■ **KUTIPAN YANG DIBERIKAN**:
Oleh Salamat Siregar, S.Pd, M.Si.
Guru sering kali menghadapi situasi sulit ketika harus menegakkan disiplin di kelas, dan dalam beberapa kasus, penegakan tersebut berakhir pada permasalahan hukum
Pasca pergantian menteri pendidikan, berbagai isu mulai muncul kembali ke permukaan, termasuk usulan untuk mengkaji ulang kurikulum merdeka, menghidupkan kembali Ujian Nasional (UN), dan mempertimbangkan kembali sistem zonasi dalam Penerimaan Peserta Didik Baru (PPDB). Semua ini menjadi polemik yang lumrah di masyarakat, karena kebijakan pendidikan adalah salah satu instrumen strategis dalam meningkatkan kualitas sumber daya manusia (SDM) Indonesia. Namun, apakah fokusnya sudah benar-benar diarahkan pada prioritas utama? Di tengah kompleksitas tantangan pendidikan nasional, mengurus guru seharusnya mendapat perhatian lebih sebagai pondasi menuju cita-cita Indonesia Emas 2045.
Sebab kurikulum yang nyaris sempurna sekalipun, tidak akan berdampak baik apabila guru-guru yang menjalankannya tidak memiliki kompetensi yang mumpuni. Model asesmen apapun yang diterapkan seperti ujian nasional (UN) atau Nilai Ebtanas Murni (NEM) yang digagas akan menjadi momok apabila guru yang menjalankannya memiliki integritas yang rendah, termasuk sistem penerimaan peserta didik baru (PPDB) hanya akan menyisakan sederetan kasus manakala guru-guru yang mengelola PPDB orientasinya mendapatkan keuntungan pragmatis, bahkan kesejahteraan yang berlimpah hanya akan menjadikan guru berfoya-foya manakala guru yang menerimanya tidak paham bagaimana akan mengembangkan profesinya secara berkelanjutan.
Menurut Ki Hajar Dewantara, pendidikan adalah upaya untuk menumbuhkan kesadaran diri setiap individu. Dari sini terlihat bahwa pendidikan yang berkualitas memerlukan sosok pendidik yang tidak hanya memiliki kompetensi akademis, tetapi juga kesadaran untuk mencerdaskan bangsa. Guru yang berkualitas adalah fondasi utama dari setiap sistem pendidikan yang berhasil. Guru yang berkompeten dan termotivasi adalah jantung dari pendidikan berkualitas (Hammond, 2010). Di sinilah peran kebijakan pendidikan nasional untuk “mengurus guru secara sungguh-sungguh” menemukan relevansinya.

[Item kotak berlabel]
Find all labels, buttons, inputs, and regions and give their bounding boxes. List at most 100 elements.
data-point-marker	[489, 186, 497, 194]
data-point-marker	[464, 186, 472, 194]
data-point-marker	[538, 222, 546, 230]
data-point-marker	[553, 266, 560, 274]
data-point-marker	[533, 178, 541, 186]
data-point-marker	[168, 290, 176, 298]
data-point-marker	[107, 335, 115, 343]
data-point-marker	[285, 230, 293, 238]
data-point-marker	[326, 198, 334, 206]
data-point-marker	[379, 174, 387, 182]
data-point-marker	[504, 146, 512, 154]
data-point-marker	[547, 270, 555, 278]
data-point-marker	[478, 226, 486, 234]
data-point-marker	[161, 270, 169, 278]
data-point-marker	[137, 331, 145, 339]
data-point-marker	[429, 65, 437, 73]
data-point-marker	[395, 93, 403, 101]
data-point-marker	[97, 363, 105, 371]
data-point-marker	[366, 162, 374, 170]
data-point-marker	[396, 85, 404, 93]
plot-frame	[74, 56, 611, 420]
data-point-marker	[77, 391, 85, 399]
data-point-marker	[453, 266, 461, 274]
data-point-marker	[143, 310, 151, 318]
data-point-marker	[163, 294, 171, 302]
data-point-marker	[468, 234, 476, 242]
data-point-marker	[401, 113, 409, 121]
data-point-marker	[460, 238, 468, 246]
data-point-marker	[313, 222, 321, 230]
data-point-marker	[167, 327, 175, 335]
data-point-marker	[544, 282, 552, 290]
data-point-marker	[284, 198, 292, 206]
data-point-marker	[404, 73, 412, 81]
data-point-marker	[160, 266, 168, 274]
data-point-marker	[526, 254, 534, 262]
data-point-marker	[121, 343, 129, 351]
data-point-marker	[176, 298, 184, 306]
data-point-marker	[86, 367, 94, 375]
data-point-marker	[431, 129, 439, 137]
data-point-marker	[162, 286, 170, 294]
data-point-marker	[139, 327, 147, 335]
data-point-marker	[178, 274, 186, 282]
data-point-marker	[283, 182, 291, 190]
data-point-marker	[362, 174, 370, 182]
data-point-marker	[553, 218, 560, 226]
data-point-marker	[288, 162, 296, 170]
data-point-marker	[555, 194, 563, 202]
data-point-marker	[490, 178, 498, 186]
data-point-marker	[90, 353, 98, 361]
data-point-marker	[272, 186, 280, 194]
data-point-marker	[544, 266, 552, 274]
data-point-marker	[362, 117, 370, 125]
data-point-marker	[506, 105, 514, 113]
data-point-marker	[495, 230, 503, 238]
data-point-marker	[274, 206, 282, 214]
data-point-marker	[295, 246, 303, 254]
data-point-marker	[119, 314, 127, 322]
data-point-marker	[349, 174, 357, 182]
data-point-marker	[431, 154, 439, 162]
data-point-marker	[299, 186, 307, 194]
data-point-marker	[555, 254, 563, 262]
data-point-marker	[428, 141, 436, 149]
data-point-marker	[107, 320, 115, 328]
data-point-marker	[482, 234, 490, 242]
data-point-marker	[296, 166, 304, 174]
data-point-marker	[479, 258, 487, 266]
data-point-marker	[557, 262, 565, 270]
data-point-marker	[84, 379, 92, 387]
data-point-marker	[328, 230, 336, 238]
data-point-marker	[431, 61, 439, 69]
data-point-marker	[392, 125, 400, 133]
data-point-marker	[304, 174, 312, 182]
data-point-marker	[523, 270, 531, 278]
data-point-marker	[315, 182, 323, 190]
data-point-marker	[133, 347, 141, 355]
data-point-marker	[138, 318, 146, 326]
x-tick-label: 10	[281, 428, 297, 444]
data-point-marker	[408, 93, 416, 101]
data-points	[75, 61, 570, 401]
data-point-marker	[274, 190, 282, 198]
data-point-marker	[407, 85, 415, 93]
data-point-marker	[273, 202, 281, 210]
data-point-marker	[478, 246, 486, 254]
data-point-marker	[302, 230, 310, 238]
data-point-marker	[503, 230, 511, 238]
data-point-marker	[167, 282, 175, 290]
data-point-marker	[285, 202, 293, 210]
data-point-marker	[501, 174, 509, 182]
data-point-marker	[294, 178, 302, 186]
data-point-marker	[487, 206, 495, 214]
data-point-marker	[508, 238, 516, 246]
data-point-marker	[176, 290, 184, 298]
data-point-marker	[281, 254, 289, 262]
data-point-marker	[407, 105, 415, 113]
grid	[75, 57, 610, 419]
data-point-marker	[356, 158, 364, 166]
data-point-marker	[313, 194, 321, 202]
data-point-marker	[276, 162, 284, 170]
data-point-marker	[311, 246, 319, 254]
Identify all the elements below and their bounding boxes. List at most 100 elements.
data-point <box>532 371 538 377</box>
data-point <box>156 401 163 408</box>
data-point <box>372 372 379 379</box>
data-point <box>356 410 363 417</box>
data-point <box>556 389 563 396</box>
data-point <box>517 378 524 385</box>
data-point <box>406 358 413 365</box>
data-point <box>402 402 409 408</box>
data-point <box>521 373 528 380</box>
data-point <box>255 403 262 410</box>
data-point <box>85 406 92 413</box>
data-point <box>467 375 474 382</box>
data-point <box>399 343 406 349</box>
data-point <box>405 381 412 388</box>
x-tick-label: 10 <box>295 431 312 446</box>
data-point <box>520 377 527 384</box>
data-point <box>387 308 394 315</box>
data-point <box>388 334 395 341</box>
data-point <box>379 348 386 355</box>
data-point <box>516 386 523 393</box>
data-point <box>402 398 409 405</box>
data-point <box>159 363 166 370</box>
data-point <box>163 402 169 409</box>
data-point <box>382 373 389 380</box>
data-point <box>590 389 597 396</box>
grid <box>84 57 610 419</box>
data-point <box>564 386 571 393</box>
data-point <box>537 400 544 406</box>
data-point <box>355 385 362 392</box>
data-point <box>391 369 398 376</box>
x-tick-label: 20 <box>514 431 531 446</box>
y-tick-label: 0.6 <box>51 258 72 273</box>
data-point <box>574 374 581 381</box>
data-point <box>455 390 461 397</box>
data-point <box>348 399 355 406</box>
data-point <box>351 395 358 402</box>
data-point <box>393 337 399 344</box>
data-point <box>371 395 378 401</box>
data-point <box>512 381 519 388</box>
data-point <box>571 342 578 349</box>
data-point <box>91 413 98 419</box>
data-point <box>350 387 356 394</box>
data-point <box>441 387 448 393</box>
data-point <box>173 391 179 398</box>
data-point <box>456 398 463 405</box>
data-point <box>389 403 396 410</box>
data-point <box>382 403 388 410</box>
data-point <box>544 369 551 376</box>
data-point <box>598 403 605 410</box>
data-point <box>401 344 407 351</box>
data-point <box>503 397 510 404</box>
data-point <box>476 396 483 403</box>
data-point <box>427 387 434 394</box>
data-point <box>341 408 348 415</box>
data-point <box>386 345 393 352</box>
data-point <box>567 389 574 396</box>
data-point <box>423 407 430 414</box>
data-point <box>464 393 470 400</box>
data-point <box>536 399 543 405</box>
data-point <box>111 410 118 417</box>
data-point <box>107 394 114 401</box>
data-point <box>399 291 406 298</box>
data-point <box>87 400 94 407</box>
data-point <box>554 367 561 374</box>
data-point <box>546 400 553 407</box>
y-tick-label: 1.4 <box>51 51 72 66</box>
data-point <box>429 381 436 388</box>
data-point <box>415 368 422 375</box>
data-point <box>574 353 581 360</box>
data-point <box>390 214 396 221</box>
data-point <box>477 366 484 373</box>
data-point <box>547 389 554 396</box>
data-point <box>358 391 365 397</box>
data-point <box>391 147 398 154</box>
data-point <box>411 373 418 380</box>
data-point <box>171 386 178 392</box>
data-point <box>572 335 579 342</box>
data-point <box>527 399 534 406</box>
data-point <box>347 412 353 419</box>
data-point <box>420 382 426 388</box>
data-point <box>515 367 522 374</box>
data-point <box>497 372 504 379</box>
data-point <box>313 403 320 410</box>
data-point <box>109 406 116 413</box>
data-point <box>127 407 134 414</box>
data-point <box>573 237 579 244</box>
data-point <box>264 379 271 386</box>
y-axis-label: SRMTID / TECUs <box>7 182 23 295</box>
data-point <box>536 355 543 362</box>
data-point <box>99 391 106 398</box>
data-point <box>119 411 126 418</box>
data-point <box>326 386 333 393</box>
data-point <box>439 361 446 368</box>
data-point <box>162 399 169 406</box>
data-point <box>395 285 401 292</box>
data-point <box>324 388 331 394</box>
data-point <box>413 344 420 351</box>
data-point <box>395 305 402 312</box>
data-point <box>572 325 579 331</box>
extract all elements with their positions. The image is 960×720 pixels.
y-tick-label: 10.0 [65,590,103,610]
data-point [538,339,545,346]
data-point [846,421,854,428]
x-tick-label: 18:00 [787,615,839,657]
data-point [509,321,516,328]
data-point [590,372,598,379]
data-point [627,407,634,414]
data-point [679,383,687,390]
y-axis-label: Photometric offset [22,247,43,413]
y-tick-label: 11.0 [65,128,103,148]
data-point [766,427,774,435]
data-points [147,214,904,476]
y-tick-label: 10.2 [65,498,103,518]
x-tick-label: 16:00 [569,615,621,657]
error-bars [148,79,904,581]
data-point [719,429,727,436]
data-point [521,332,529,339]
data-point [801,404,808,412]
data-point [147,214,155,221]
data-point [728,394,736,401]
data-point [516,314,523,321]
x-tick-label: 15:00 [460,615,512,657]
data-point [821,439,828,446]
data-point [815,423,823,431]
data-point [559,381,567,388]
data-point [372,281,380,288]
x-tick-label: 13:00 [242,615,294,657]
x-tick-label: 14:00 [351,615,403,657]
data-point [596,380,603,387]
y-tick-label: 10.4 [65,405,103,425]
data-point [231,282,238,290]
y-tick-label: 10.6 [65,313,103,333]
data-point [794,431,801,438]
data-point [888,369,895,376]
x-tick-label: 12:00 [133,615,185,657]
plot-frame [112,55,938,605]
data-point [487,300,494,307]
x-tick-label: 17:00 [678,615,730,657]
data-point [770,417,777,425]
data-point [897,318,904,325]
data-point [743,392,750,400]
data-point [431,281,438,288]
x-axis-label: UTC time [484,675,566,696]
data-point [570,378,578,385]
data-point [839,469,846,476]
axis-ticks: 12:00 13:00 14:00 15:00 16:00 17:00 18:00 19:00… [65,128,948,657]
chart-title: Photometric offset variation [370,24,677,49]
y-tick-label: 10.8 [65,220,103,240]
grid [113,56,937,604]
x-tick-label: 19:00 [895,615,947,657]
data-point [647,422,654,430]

■ **SOAL YANG DIBERIKAN A**:
Jawablah pertanyaan berikut berdasarkan tulisan tentang pentingnya mengurus guru.
(i) Isu apa saja yang muncul kembali setelah pergantian menteri pendidikan?
(ii) Menurut Ki Hajar Dewantara, pendidikan adalah upaya untuk apa?
(iii) Mengurus guru disebut sebagai pondasi menuju cita-cita apa?
■ **SOAL YANG DIBERIKAN B**:
Lanjutkan tulisan tentang pentingnya mengurus guru, mulai setelah kalimat terakhirnya.

■ **JAWABAN TERTULIS A**:
(i) Isu yang muncul kembali adalah usulan untuk mengkaji ulang kurikulum merdeka, menghidupkan kembali Ujian Nasional (UN), dan mempertimbangkan kembali sistem zonasi dalam Penerimaan Peserta Didik Baru (PPDB).
(ii) Menurut Ki Hajar Dewantara, pendidikan adalah upaya untuk menumbuhkan kesadaran diri setiap individu.
(iii) Mengurus guru disebut sebagai pondasi menuju cita-cita Indonesia Emas 2045.

■ **JAWABAN TERTULIS B**:
Tanpa bermaksud mendikte penentu kebijakan pendidikan nasional, mengurus guru secara sungguh-sungguh harus dimulai dari: (1) menerapkan sistem seleksi yang ketat untuk menjadi calon guru, (2) seleksi alam untuk guru yang masih aktif bertugas, (3) menjamin kesejahteraan guru, (4) memberikan perlindungan hukum, dan (5) pengembangan karier yang konsisten
Calon Guru
Salah satu langkah awal untuk menghasilkan guru berkualitas adalah melalui sistem seleksi calon guru yang ketat. Sudah seharusnya guru-guru di masa depan dipilih dari generasi dengan kecerdasan di atas rata-rata, bahkan idealnya termasuk kategori unggul. Hal ini selaras dengan prinsip bahwa hanya orang-orang cerdas yang mampu mencerdaskan dan menginspirasi. Namun, realitas menunjukkan bahwa kebijakan nasional saat ini belum sepenuhnya mengarah pada penyiapan calon guru dengan kualitas unggul. Misalnya, belum ada standar nasional yang tinggi untuk masuk ke perguruan tinggi yang menghasilkan para guru.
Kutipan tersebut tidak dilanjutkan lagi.